(Exercise):
Set down each line of the data below exactly as it stands, dropping the pictures.

(Excerpted records):
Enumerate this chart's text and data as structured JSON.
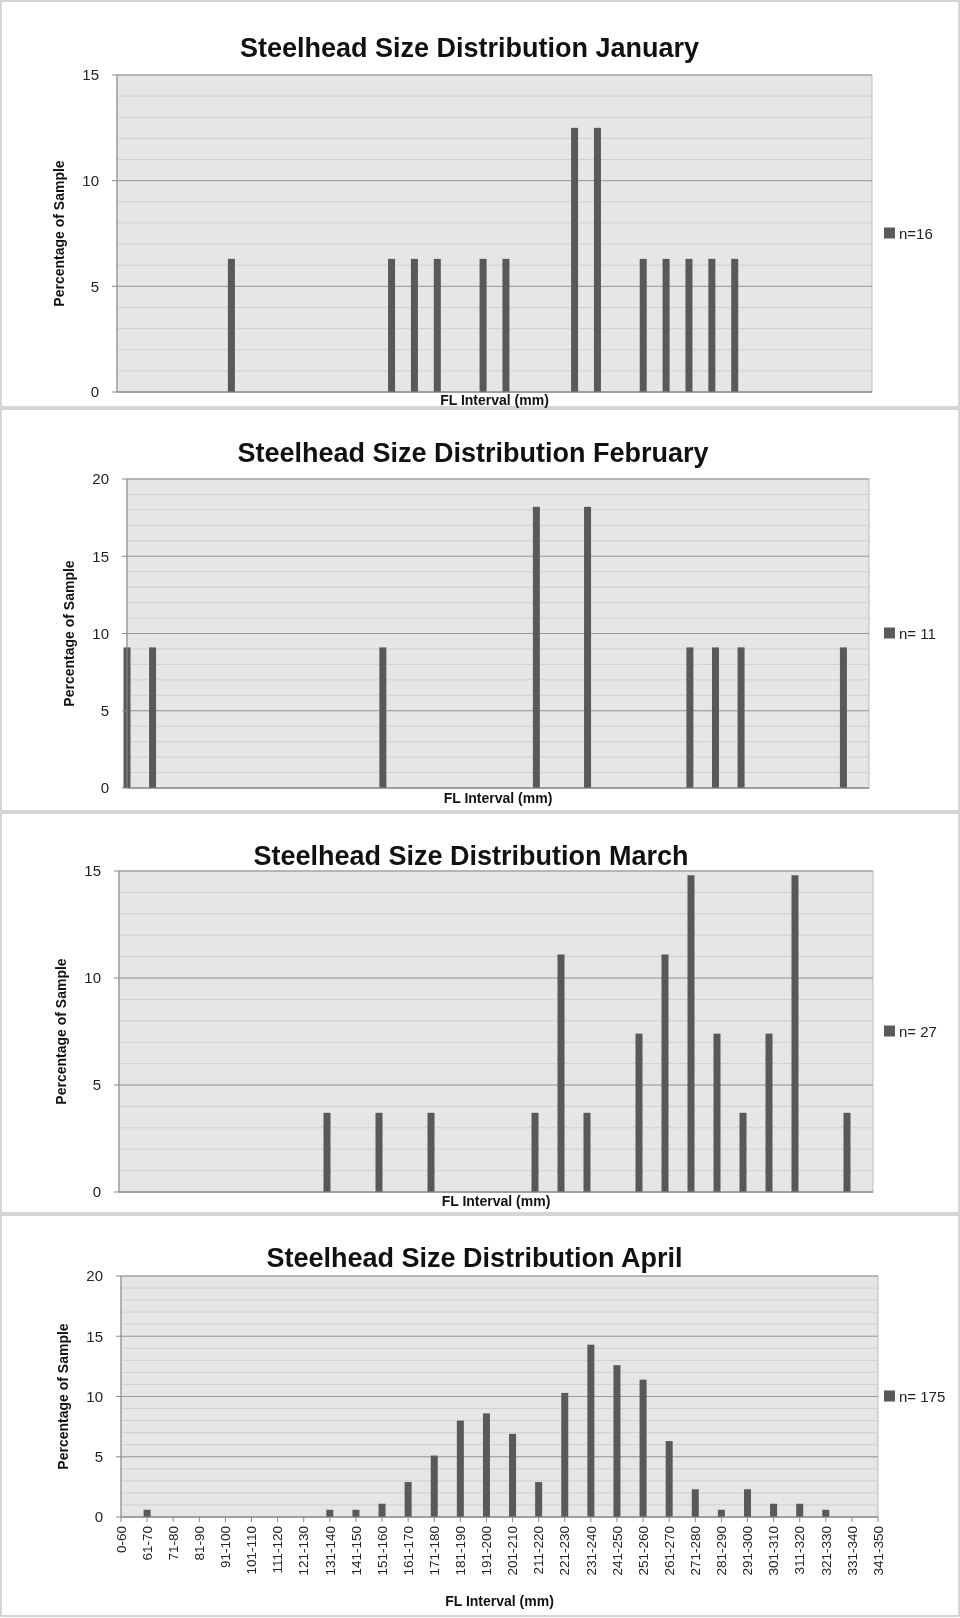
{
  "chart_data": [
    {
      "type": "bar",
      "title": "Steelhead Size Distribution January",
      "xlabel": "FL Interval (mm)",
      "ylabel": "Percentage of Sample",
      "categories": [
        null,
        null,
        null,
        null,
        null,
        null,
        null,
        null,
        null,
        null,
        null,
        null,
        null,
        null,
        null,
        null,
        null,
        null,
        null,
        null,
        null,
        null,
        null,
        null,
        null,
        null,
        null,
        null,
        null,
        null,
        null,
        null,
        null,
        null
      ],
      "series": [
        {
          "name": "n=16",
          "color": "#595959",
          "values": [
            0,
            0,
            0,
            0,
            0,
            6.3,
            0,
            0,
            0,
            0,
            0,
            0,
            6.3,
            6.3,
            6.3,
            0,
            6.3,
            6.3,
            0,
            0,
            12.5,
            12.5,
            0,
            6.3,
            6.3,
            6.3,
            6.3,
            6.3,
            0,
            0,
            0,
            0,
            0,
            0
          ]
        }
      ],
      "ylim": [
        0,
        15
      ],
      "yticks": [
        0,
        5,
        10,
        15
      ],
      "grid": "y",
      "legend": "right",
      "tick_labels": "y"
    },
    {
      "type": "bar",
      "title": "Steelhead Size Distribution February",
      "xlabel": "FL Interval (mm)",
      "ylabel": "Percentage of Sample",
      "categories": [
        null,
        null,
        null,
        null,
        null,
        null,
        null,
        null,
        null,
        null,
        null,
        null,
        null,
        null,
        null,
        null,
        null,
        null,
        null,
        null,
        null,
        null,
        null,
        null,
        null,
        null,
        null,
        null,
        null,
        null
      ],
      "series": [
        {
          "name": "n= 11",
          "color": "#595959",
          "values": [
            9.1,
            9.1,
            0,
            0,
            0,
            0,
            0,
            0,
            0,
            0,
            9.1,
            0,
            0,
            0,
            0,
            0,
            18.2,
            0,
            18.2,
            0,
            0,
            0,
            9.1,
            9.1,
            9.1,
            0,
            0,
            0,
            9.1,
            0
          ]
        }
      ],
      "ylim": [
        0,
        20
      ],
      "yticks": [
        0,
        5,
        10,
        15,
        20
      ],
      "grid": "y",
      "legend": "right",
      "tick_labels": "y"
    },
    {
      "type": "bar",
      "title": "Steelhead Size Distribution March",
      "xlabel": "FL Interval (mm)",
      "ylabel": "Percentage of Sample",
      "categories": [
        null,
        null,
        null,
        null,
        null,
        null,
        null,
        null,
        null,
        null,
        null,
        null,
        null,
        null,
        null,
        null,
        null,
        null,
        null,
        null,
        null,
        null,
        null,
        null,
        null,
        null,
        null,
        null,
        null,
        null
      ],
      "series": [
        {
          "name": "n= 27",
          "color": "#595959",
          "values": [
            0,
            0,
            0,
            0,
            0,
            0,
            0,
            0,
            3.7,
            0,
            3.7,
            0,
            3.7,
            0,
            0,
            0,
            3.7,
            11.1,
            3.7,
            0,
            7.4,
            11.1,
            14.8,
            7.4,
            3.7,
            7.4,
            14.8,
            0,
            3.7,
            0
          ]
        }
      ],
      "ylim": [
        0,
        15
      ],
      "yticks": [
        0,
        5,
        10,
        15
      ],
      "grid": "y",
      "legend": "right",
      "tick_labels": "y"
    },
    {
      "type": "bar",
      "title": "Steelhead Size Distribution April",
      "xlabel": "FL Interval (mm)",
      "ylabel": "Percentage of Sample",
      "categories": [
        "0-60",
        "61-70",
        "71-80",
        "81-90",
        "91-100",
        "101-110",
        "111-120",
        "121-130",
        "131-140",
        "141-150",
        "151-160",
        "161-170",
        "171-180",
        "181-190",
        "191-200",
        "201-210",
        "211-220",
        "221-230",
        "231-240",
        "241-250",
        "251-260",
        "261-270",
        "271-280",
        "281-290",
        "291-300",
        "301-310",
        "311-320",
        "321-330",
        "331-340",
        "341-350"
      ],
      "series": [
        {
          "name": "n= 175",
          "color": "#595959",
          "values": [
            0,
            0.6,
            0,
            0,
            0,
            0,
            0,
            0,
            0.6,
            0.6,
            1.1,
            2.9,
            5.1,
            8.0,
            8.6,
            6.9,
            2.9,
            10.3,
            14.3,
            12.6,
            11.4,
            6.3,
            2.3,
            0.6,
            2.3,
            1.1,
            1.1,
            0.6,
            0,
            0
          ]
        }
      ],
      "ylim": [
        0,
        20
      ],
      "yticks": [
        0,
        5,
        10,
        15,
        20
      ],
      "grid": "y",
      "legend": "right"
    }
  ]
}
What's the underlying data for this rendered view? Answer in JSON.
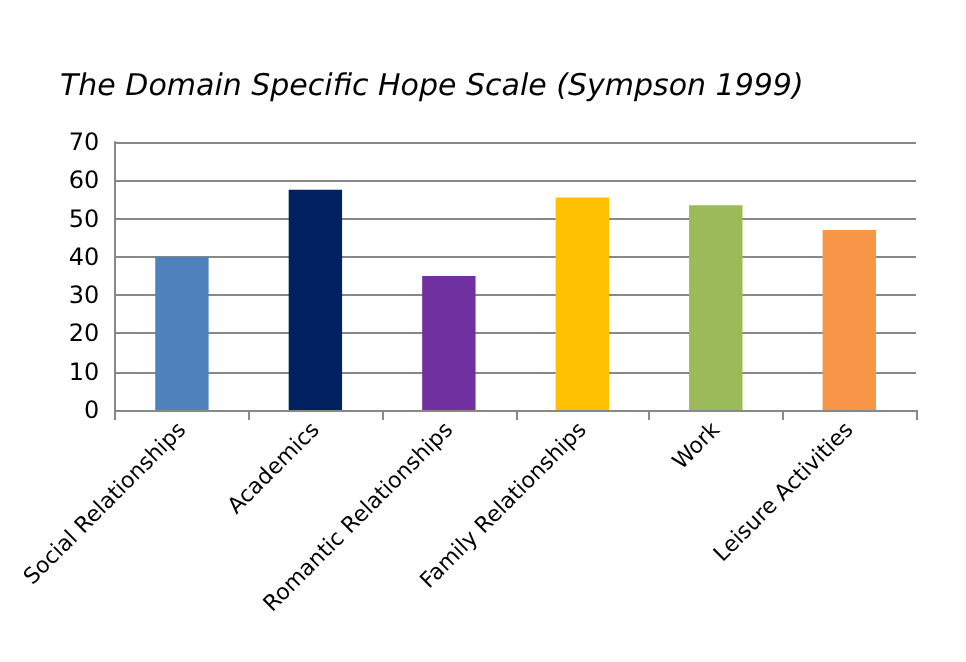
{
  "chart_data": {
    "type": "bar",
    "title": "The Domain Specific Hope Scale (Sympson 1999)",
    "categories": [
      "Social Relationships",
      "Academics",
      "Romantic Relationships",
      "Family Relationships",
      "Work",
      "Leisure Activities"
    ],
    "values": [
      40,
      57.5,
      35,
      55.5,
      53.5,
      47
    ],
    "colors": [
      "#4f81bd",
      "#002060",
      "#7030a0",
      "#ffc000",
      "#9bbb59",
      "#f79646"
    ],
    "ylim": [
      0,
      70
    ],
    "yticks": [
      0,
      10,
      20,
      30,
      40,
      50,
      60,
      70
    ],
    "grid": "y"
  }
}
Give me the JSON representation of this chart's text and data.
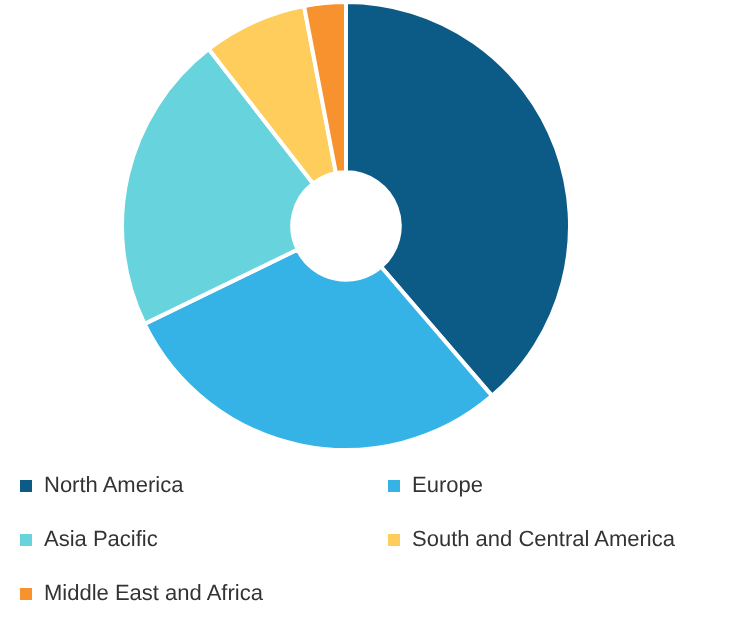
{
  "chart_data": {
    "type": "donut",
    "categories": [
      "North America",
      "Europe",
      "Asia Pacific",
      "South and Central America",
      "Middle East and Africa"
    ],
    "values": [
      38.7,
      29.1,
      21.7,
      7.5,
      3.0
    ],
    "colors": [
      "#0c5a86",
      "#36b3e6",
      "#67d3dc",
      "#ffcd5c",
      "#f7922e"
    ],
    "legend": "bottom"
  }
}
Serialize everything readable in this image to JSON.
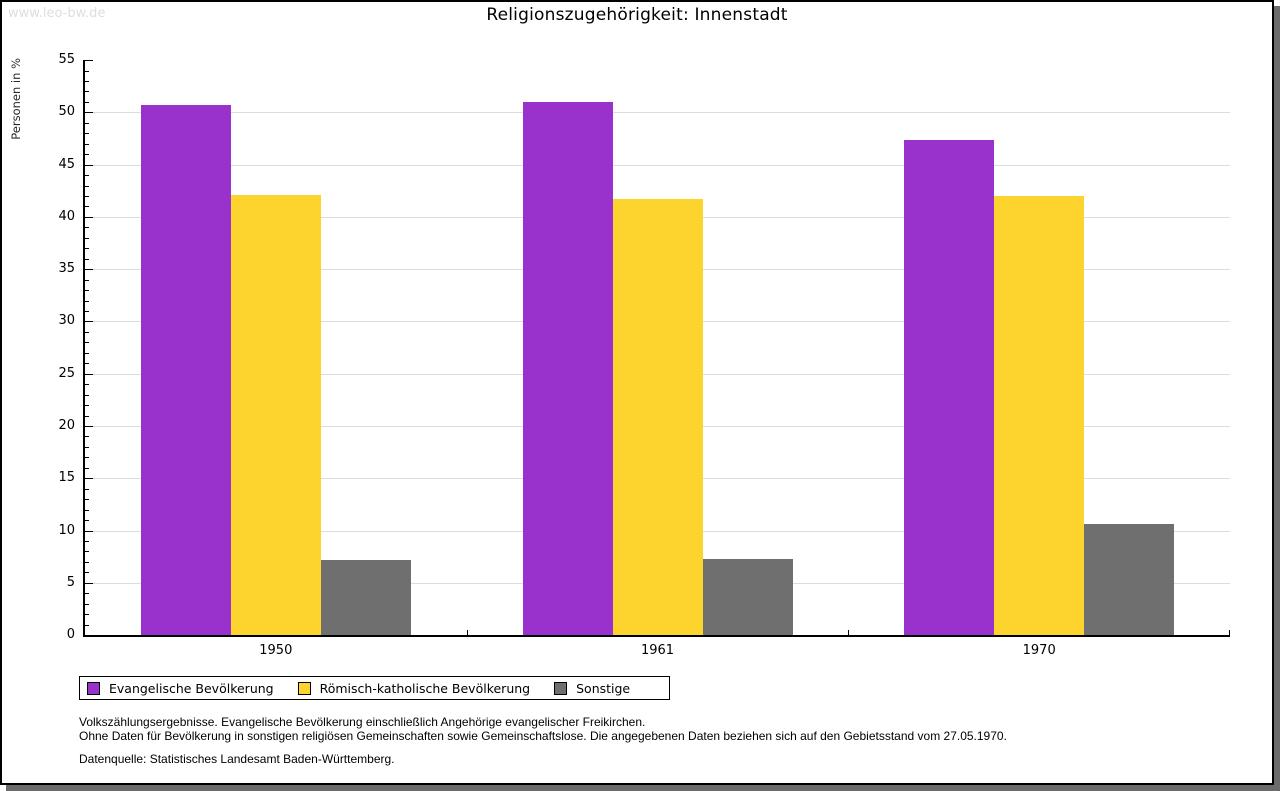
{
  "watermark": "www.leo-bw.de",
  "chart_data": {
    "type": "bar",
    "title": "Religionszugehörigkeit: Innenstadt",
    "xlabel": "",
    "ylabel": "Personen in %",
    "ylim": [
      0,
      55
    ],
    "ytick_step": 5,
    "ytick_minor_step": 1,
    "grid": true,
    "legend_position": "bottom-left",
    "categories": [
      "1950",
      "1961",
      "1970"
    ],
    "series": [
      {
        "name": "Evangelische Bevölkerung",
        "color": "#9932cc",
        "values": [
          50.7,
          51.0,
          47.4
        ]
      },
      {
        "name": "Römisch-katholische Bevölkerung",
        "color": "#fdd32d",
        "values": [
          42.1,
          41.7,
          42.0
        ]
      },
      {
        "name": "Sonstige",
        "color": "#6f6f6f",
        "values": [
          7.2,
          7.3,
          10.6
        ]
      }
    ]
  },
  "footnotes": {
    "line1": "Volkszählungsergebnisse. Evangelische Bevölkerung einschließlich Angehörige evangelischer Freikirchen.",
    "line2": "Ohne Daten für Bevölkerung in sonstigen religiösen Gemeinschaften sowie Gemeinschaftslose. Die angegebenen Daten beziehen sich auf den Gebietsstand vom 27.05.1970.",
    "source": "Datenquelle: Statistisches Landesamt Baden-Württemberg."
  },
  "colors": {
    "gridline": "#dcdcdc",
    "axis": "#000000",
    "watermark": "#dedede",
    "page_shadow": "#6b6b6b"
  }
}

(Exercise answer):
Enumerate this chart's text and data as structured JSON.
{
  "chart_data": [
    {
      "type": "bar",
      "title": "Steelhead Size Distribution January",
      "xlabel": "FL Interval (mm)",
      "ylabel": "Percentage of Sample",
      "categories": [
        null,
        null,
        null,
        null,
        null,
        null,
        null,
        null,
        null,
        null,
        null,
        null,
        null,
        null,
        null,
        null,
        null,
        null,
        null,
        null,
        null,
        null,
        null,
        null,
        null,
        null,
        null,
        null,
        null,
        null,
        null,
        null,
        null,
        null
      ],
      "series": [
        {
          "name": "n=16",
          "color": "#595959",
          "values": [
            0,
            0,
            0,
            0,
            0,
            6.3,
            0,
            0,
            0,
            0,
            0,
            0,
            6.3,
            6.3,
            6.3,
            0,
            6.3,
            6.3,
            0,
            0,
            12.5,
            12.5,
            0,
            6.3,
            6.3,
            6.3,
            6.3,
            6.3,
            0,
            0,
            0,
            0,
            0,
            0
          ]
        }
      ],
      "ylim": [
        0,
        15
      ],
      "yticks": [
        0,
        5,
        10,
        15
      ],
      "grid": "y",
      "legend": "right",
      "tick_labels": "y"
    },
    {
      "type": "bar",
      "title": "Steelhead Size Distribution February",
      "xlabel": "FL Interval (mm)",
      "ylabel": "Percentage of Sample",
      "categories": [
        null,
        null,
        null,
        null,
        null,
        null,
        null,
        null,
        null,
        null,
        null,
        null,
        null,
        null,
        null,
        null,
        null,
        null,
        null,
        null,
        null,
        null,
        null,
        null,
        null,
        null,
        null,
        null,
        null,
        null
      ],
      "series": [
        {
          "name": "n= 11",
          "color": "#595959",
          "values": [
            9.1,
            9.1,
            0,
            0,
            0,
            0,
            0,
            0,
            0,
            0,
            9.1,
            0,
            0,
            0,
            0,
            0,
            18.2,
            0,
            18.2,
            0,
            0,
            0,
            9.1,
            9.1,
            9.1,
            0,
            0,
            0,
            9.1,
            0
          ]
        }
      ],
      "ylim": [
        0,
        20
      ],
      "yticks": [
        0,
        5,
        10,
        15,
        20
      ],
      "grid": "y",
      "legend": "right",
      "tick_labels": "y"
    },
    {
      "type": "bar",
      "title": "Steelhead Size Distribution March",
      "xlabel": "FL Interval (mm)",
      "ylabel": "Percentage of Sample",
      "categories": [
        null,
        null,
        null,
        null,
        null,
        null,
        null,
        null,
        null,
        null,
        null,
        null,
        null,
        null,
        null,
        null,
        null,
        null,
        null,
        null,
        null,
        null,
        null,
        null,
        null,
        null,
        null,
        null,
        null,
        null
      ],
      "series": [
        {
          "name": "n= 27",
          "color": "#595959",
          "values": [
            0,
            0,
            0,
            0,
            0,
            0,
            0,
            0,
            3.7,
            0,
            3.7,
            0,
            3.7,
            0,
            0,
            0,
            3.7,
            11.1,
            3.7,
            0,
            7.4,
            11.1,
            14.8,
            7.4,
            3.7,
            7.4,
            14.8,
            0,
            3.7,
            0
          ]
        }
      ],
      "ylim": [
        0,
        15
      ],
      "yticks": [
        0,
        5,
        10,
        15
      ],
      "grid": "y",
      "legend": "right",
      "tick_labels": "y"
    },
    {
      "type": "bar",
      "title": "Steelhead Size Distribution April",
      "xlabel": "FL Interval (mm)",
      "ylabel": "Percentage of Sample",
      "categories": [
        "0-60",
        "61-70",
        "71-80",
        "81-90",
        "91-100",
        "101-110",
        "111-120",
        "121-130",
        "131-140",
        "141-150",
        "151-160",
        "161-170",
        "171-180",
        "181-190",
        "191-200",
        "201-210",
        "211-220",
        "221-230",
        "231-240",
        "241-250",
        "251-260",
        "261-270",
        "271-280",
        "281-290",
        "291-300",
        "301-310",
        "311-320",
        "321-330",
        "331-340",
        "341-350"
      ],
      "series": [
        {
          "name": "n= 175",
          "color": "#595959",
          "values": [
            0,
            0.6,
            0,
            0,
            0,
            0,
            0,
            0,
            0.6,
            0.6,
            1.1,
            2.9,
            5.1,
            8.0,
            8.6,
            6.9,
            2.9,
            10.3,
            14.3,
            12.6,
            11.4,
            6.3,
            2.3,
            0.6,
            2.3,
            1.1,
            1.1,
            0.6,
            0,
            0
          ]
        }
      ],
      "ylim": [
        0,
        20
      ],
      "yticks": [
        0,
        5,
        10,
        15,
        20
      ],
      "grid": "y",
      "legend": "right"
    }
  ]
}
What's the underlying data for this rendered view? Answer in JSON.
{
  "chart_data": {
    "type": "bar",
    "title": "The Domain Specific Hope Scale (Sympson 1999)",
    "categories": [
      "Social Relationships",
      "Academics",
      "Romantic Relationships",
      "Family Relationships",
      "Work",
      "Leisure Activities"
    ],
    "values": [
      40,
      57.5,
      35,
      55.5,
      53.5,
      47
    ],
    "colors": [
      "#4f81bd",
      "#002060",
      "#7030a0",
      "#ffc000",
      "#9bbb59",
      "#f79646"
    ],
    "ylim": [
      0,
      70
    ],
    "yticks": [
      0,
      10,
      20,
      30,
      40,
      50,
      60,
      70
    ],
    "grid": "y"
  }
}
Give me the JSON representation of this chart's text and data.
{
  "chart_data": {
    "type": "donut",
    "categories": [
      "North America",
      "Europe",
      "Asia Pacific",
      "South and Central America",
      "Middle East and Africa"
    ],
    "values": [
      38.7,
      29.1,
      21.7,
      7.5,
      3.0
    ],
    "colors": [
      "#0c5a86",
      "#36b3e6",
      "#67d3dc",
      "#ffcd5c",
      "#f7922e"
    ],
    "legend": "bottom"
  }
}
Serialize everything readable in this image to JSON.
{
  "watermark": "www.leo-bw.de",
  "chart_data": {
    "type": "bar",
    "title": "Religionszugehörigkeit: Innenstadt",
    "xlabel": "",
    "ylabel": "Personen in %",
    "ylim": [
      0,
      55
    ],
    "ytick_step": 5,
    "ytick_minor_step": 1,
    "grid": true,
    "legend_position": "bottom-left",
    "categories": [
      "1950",
      "1961",
      "1970"
    ],
    "series": [
      {
        "name": "Evangelische Bevölkerung",
        "color": "#9932cc",
        "values": [
          50.7,
          51.0,
          47.4
        ]
      },
      {
        "name": "Römisch-katholische Bevölkerung",
        "color": "#fdd32d",
        "values": [
          42.1,
          41.7,
          42.0
        ]
      },
      {
        "name": "Sonstige",
        "color": "#6f6f6f",
        "values": [
          7.2,
          7.3,
          10.6
        ]
      }
    ]
  },
  "footnotes": {
    "line1": "Volkszählungsergebnisse. Evangelische Bevölkerung einschließlich Angehörige evangelischer Freikirchen.",
    "line2": "Ohne Daten für Bevölkerung in sonstigen religiösen Gemeinschaften sowie Gemeinschaftslose. Die angegebenen Daten beziehen sich auf den Gebietsstand vom 27.05.1970.",
    "source": "Datenquelle: Statistisches Landesamt Baden-Württemberg."
  },
  "colors": {
    "gridline": "#dcdcdc",
    "axis": "#000000",
    "watermark": "#dedede",
    "page_shadow": "#6b6b6b"
  }
}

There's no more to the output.